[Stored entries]
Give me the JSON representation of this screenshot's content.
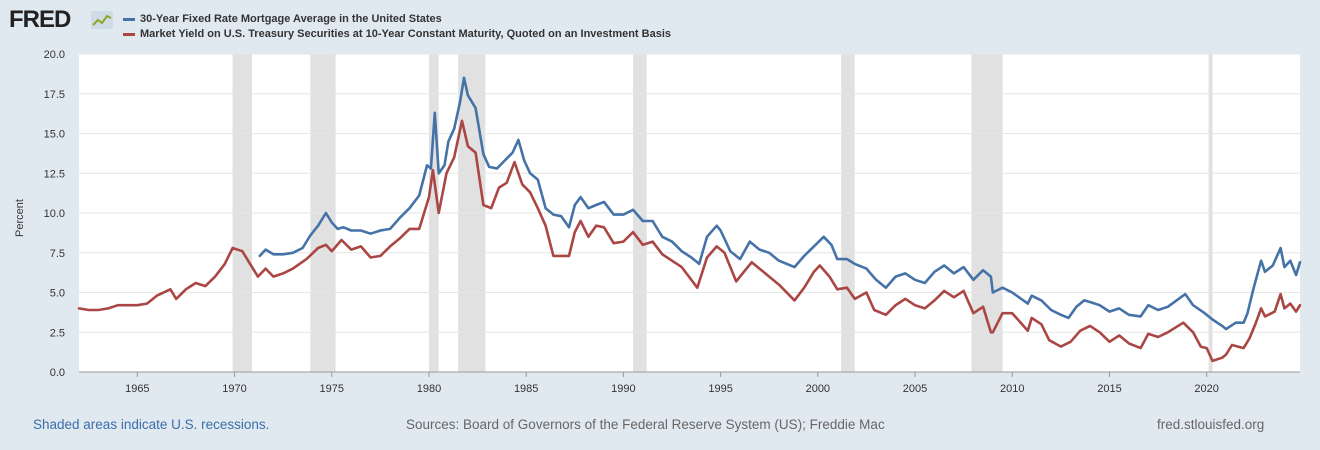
{
  "header": {
    "logo_text": "FRED",
    "logo_icon": "line-chart-icon"
  },
  "footer": {
    "note": "Shaded areas indicate U.S. recessions.",
    "sources": "Sources: Board of Governors of the Federal Reserve System (US); Freddie Mac",
    "site": "fred.stlouisfed.org"
  },
  "colors": {
    "background": "#e1e9f0",
    "plot_bg": "#ffffff",
    "grid": "#e6e6e6",
    "recession": "#e1e1e1",
    "mortgage": "#4572a7",
    "treasury": "#aa4643"
  },
  "chart_data": {
    "type": "line",
    "title": "",
    "xlabel": "",
    "ylabel": "Percent",
    "xlim": [
      1962.0,
      2024.8
    ],
    "ylim": [
      0,
      20
    ],
    "yticks": [
      0.0,
      2.5,
      5.0,
      7.5,
      10.0,
      12.5,
      15.0,
      17.5,
      20.0
    ],
    "ytick_labels": [
      "0.0",
      "2.5",
      "5.0",
      "7.5",
      "10.0",
      "12.5",
      "15.0",
      "17.5",
      "20.0"
    ],
    "xticks": [
      1965,
      1970,
      1975,
      1980,
      1985,
      1990,
      1995,
      2000,
      2005,
      2010,
      2015,
      2020
    ],
    "xtick_labels": [
      "1965",
      "1970",
      "1975",
      "1980",
      "1985",
      "1990",
      "1995",
      "2000",
      "2005",
      "2010",
      "2015",
      "2020"
    ],
    "grid": true,
    "legend_position": "top-left",
    "recessions": [
      [
        1969.9,
        1970.9
      ],
      [
        1973.9,
        1975.2
      ],
      [
        1980.0,
        1980.5
      ],
      [
        1981.5,
        1982.9
      ],
      [
        1990.5,
        1991.2
      ],
      [
        2001.2,
        2001.9
      ],
      [
        2007.9,
        2009.5
      ],
      [
        2020.1,
        2020.3
      ]
    ],
    "series": [
      {
        "name": "30-Year Fixed Rate Mortgage Average in the United States",
        "color": "#4572a7",
        "x": [
          1971.3,
          1971.6,
          1972.0,
          1972.5,
          1973.0,
          1973.5,
          1973.9,
          1974.3,
          1974.7,
          1975.0,
          1975.3,
          1975.6,
          1976.0,
          1976.5,
          1977.0,
          1977.5,
          1978.0,
          1978.5,
          1979.0,
          1979.5,
          1979.9,
          1980.1,
          1980.3,
          1980.5,
          1980.8,
          1981.0,
          1981.3,
          1981.6,
          1981.8,
          1982.0,
          1982.4,
          1982.8,
          1983.1,
          1983.5,
          1983.9,
          1984.3,
          1984.6,
          1984.9,
          1985.2,
          1985.6,
          1986.0,
          1986.4,
          1986.8,
          1987.2,
          1987.5,
          1987.8,
          1988.2,
          1988.6,
          1989.0,
          1989.5,
          1990.0,
          1990.5,
          1991.0,
          1991.5,
          1992.0,
          1992.5,
          1993.0,
          1993.5,
          1993.9,
          1994.3,
          1994.8,
          1995.0,
          1995.5,
          1996.0,
          1996.5,
          1997.0,
          1997.5,
          1998.0,
          1998.8,
          1999.3,
          1999.8,
          2000.3,
          2000.7,
          2001.0,
          2001.5,
          2001.9,
          2002.5,
          2003.0,
          2003.5,
          2004.0,
          2004.5,
          2005.0,
          2005.5,
          2006.0,
          2006.5,
          2007.0,
          2007.5,
          2008.0,
          2008.5,
          2008.9,
          2009.0,
          2009.5,
          2010.0,
          2010.8,
          2011.0,
          2011.5,
          2012.0,
          2012.5,
          2012.9,
          2013.3,
          2013.7,
          2014.0,
          2014.5,
          2015.0,
          2015.5,
          2016.0,
          2016.6,
          2017.0,
          2017.5,
          2018.0,
          2018.9,
          2019.3,
          2019.9,
          2020.3,
          2020.8,
          2021.0,
          2021.5,
          2021.9,
          2022.1,
          2022.4,
          2022.8,
          2023.0,
          2023.4,
          2023.8,
          2024.0,
          2024.3,
          2024.6,
          2024.8
        ],
        "y": [
          7.3,
          7.7,
          7.4,
          7.4,
          7.5,
          7.8,
          8.6,
          9.2,
          10.0,
          9.4,
          9.0,
          9.1,
          8.9,
          8.9,
          8.7,
          8.9,
          9.0,
          9.7,
          10.3,
          11.1,
          13.0,
          12.8,
          16.3,
          12.5,
          13.0,
          14.5,
          15.3,
          17.0,
          18.5,
          17.4,
          16.6,
          13.7,
          12.9,
          12.8,
          13.3,
          13.8,
          14.6,
          13.3,
          12.5,
          12.1,
          10.3,
          9.9,
          9.8,
          9.1,
          10.5,
          11.0,
          10.3,
          10.5,
          10.7,
          9.9,
          9.9,
          10.2,
          9.5,
          9.5,
          8.5,
          8.2,
          7.6,
          7.2,
          6.8,
          8.5,
          9.2,
          8.9,
          7.6,
          7.1,
          8.2,
          7.7,
          7.5,
          7.0,
          6.6,
          7.3,
          7.9,
          8.5,
          8.0,
          7.1,
          7.1,
          6.8,
          6.5,
          5.8,
          5.3,
          6.0,
          6.2,
          5.8,
          5.6,
          6.3,
          6.7,
          6.2,
          6.6,
          5.8,
          6.4,
          6.0,
          5.0,
          5.3,
          5.0,
          4.3,
          4.8,
          4.5,
          3.9,
          3.6,
          3.4,
          4.1,
          4.5,
          4.4,
          4.2,
          3.8,
          4.0,
          3.6,
          3.5,
          4.2,
          3.9,
          4.1,
          4.9,
          4.2,
          3.7,
          3.3,
          2.9,
          2.7,
          3.1,
          3.1,
          3.7,
          5.2,
          7.0,
          6.3,
          6.7,
          7.8,
          6.6,
          7.0,
          6.1,
          6.9
        ]
      },
      {
        "name": "Market Yield on U.S. Treasury Securities at 10-Year Constant Maturity, Quoted on an Investment Basis",
        "color": "#aa4643",
        "x": [
          1962.0,
          1962.5,
          1963.0,
          1963.5,
          1964.0,
          1964.5,
          1965.0,
          1965.5,
          1966.0,
          1966.7,
          1967.0,
          1967.5,
          1968.0,
          1968.5,
          1969.0,
          1969.5,
          1969.9,
          1970.4,
          1970.8,
          1971.2,
          1971.6,
          1972.0,
          1972.5,
          1973.0,
          1973.7,
          1974.3,
          1974.7,
          1975.0,
          1975.5,
          1976.0,
          1976.5,
          1977.0,
          1977.5,
          1978.0,
          1978.5,
          1979.0,
          1979.5,
          1980.0,
          1980.2,
          1980.5,
          1980.9,
          1981.3,
          1981.7,
          1982.0,
          1982.4,
          1982.8,
          1983.2,
          1983.6,
          1984.0,
          1984.4,
          1984.8,
          1985.2,
          1985.6,
          1986.0,
          1986.4,
          1986.8,
          1987.2,
          1987.5,
          1987.8,
          1988.2,
          1988.6,
          1989.0,
          1989.5,
          1990.0,
          1990.5,
          1991.0,
          1991.5,
          1992.0,
          1992.5,
          1993.0,
          1993.8,
          1994.3,
          1994.8,
          1995.2,
          1995.8,
          1996.2,
          1996.6,
          1997.0,
          1997.5,
          1998.0,
          1998.8,
          1999.3,
          1999.8,
          2000.1,
          2000.6,
          2001.0,
          2001.5,
          2001.9,
          2002.5,
          2002.9,
          2003.5,
          2004.0,
          2004.5,
          2005.0,
          2005.5,
          2006.0,
          2006.5,
          2007.0,
          2007.5,
          2008.0,
          2008.5,
          2008.9,
          2009.0,
          2009.5,
          2010.0,
          2010.8,
          2011.0,
          2011.5,
          2011.9,
          2012.5,
          2013.0,
          2013.5,
          2014.0,
          2014.5,
          2015.0,
          2015.5,
          2016.0,
          2016.6,
          2017.0,
          2017.5,
          2018.0,
          2018.8,
          2019.3,
          2019.7,
          2020.0,
          2020.3,
          2020.8,
          2021.0,
          2021.3,
          2021.9,
          2022.2,
          2022.5,
          2022.8,
          2023.0,
          2023.5,
          2023.8,
          2024.0,
          2024.3,
          2024.6,
          2024.8
        ],
        "y": [
          4.0,
          3.9,
          3.9,
          4.0,
          4.2,
          4.2,
          4.2,
          4.3,
          4.8,
          5.2,
          4.6,
          5.2,
          5.6,
          5.4,
          6.0,
          6.8,
          7.8,
          7.6,
          6.8,
          6.0,
          6.5,
          6.0,
          6.2,
          6.5,
          7.1,
          7.8,
          8.0,
          7.6,
          8.3,
          7.7,
          7.9,
          7.2,
          7.3,
          7.9,
          8.4,
          9.0,
          9.0,
          11.0,
          12.7,
          10.0,
          12.5,
          13.5,
          15.8,
          14.2,
          13.8,
          10.5,
          10.3,
          11.6,
          11.9,
          13.2,
          11.8,
          11.3,
          10.3,
          9.2,
          7.3,
          7.3,
          7.3,
          8.8,
          9.5,
          8.5,
          9.2,
          9.1,
          8.1,
          8.2,
          8.8,
          8.0,
          8.2,
          7.4,
          7.0,
          6.6,
          5.3,
          7.2,
          7.9,
          7.5,
          5.7,
          6.3,
          6.9,
          6.5,
          6.0,
          5.5,
          4.5,
          5.3,
          6.3,
          6.7,
          6.0,
          5.2,
          5.3,
          4.6,
          5.0,
          3.9,
          3.6,
          4.2,
          4.6,
          4.2,
          4.0,
          4.5,
          5.1,
          4.7,
          5.1,
          3.7,
          4.1,
          2.5,
          2.5,
          3.7,
          3.7,
          2.6,
          3.4,
          3.0,
          2.0,
          1.6,
          1.9,
          2.6,
          2.9,
          2.5,
          1.9,
          2.3,
          1.8,
          1.5,
          2.4,
          2.2,
          2.5,
          3.1,
          2.5,
          1.6,
          1.5,
          0.7,
          0.9,
          1.1,
          1.7,
          1.5,
          2.1,
          3.0,
          4.0,
          3.5,
          3.8,
          4.9,
          4.0,
          4.3,
          3.8,
          4.2
        ]
      }
    ]
  }
}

TASK DESCRIPTION
Wherever a line in the data above holds "Year", copy that line.

SOLUTION TO THE EXERCISE
        "name": "30-Year Fixed Rate Mortgage Average in the United States",
        "name": "Market Yield on U.S. Treasury Securities at 10-Year Constant Maturity, Quoted on an Investment Basis",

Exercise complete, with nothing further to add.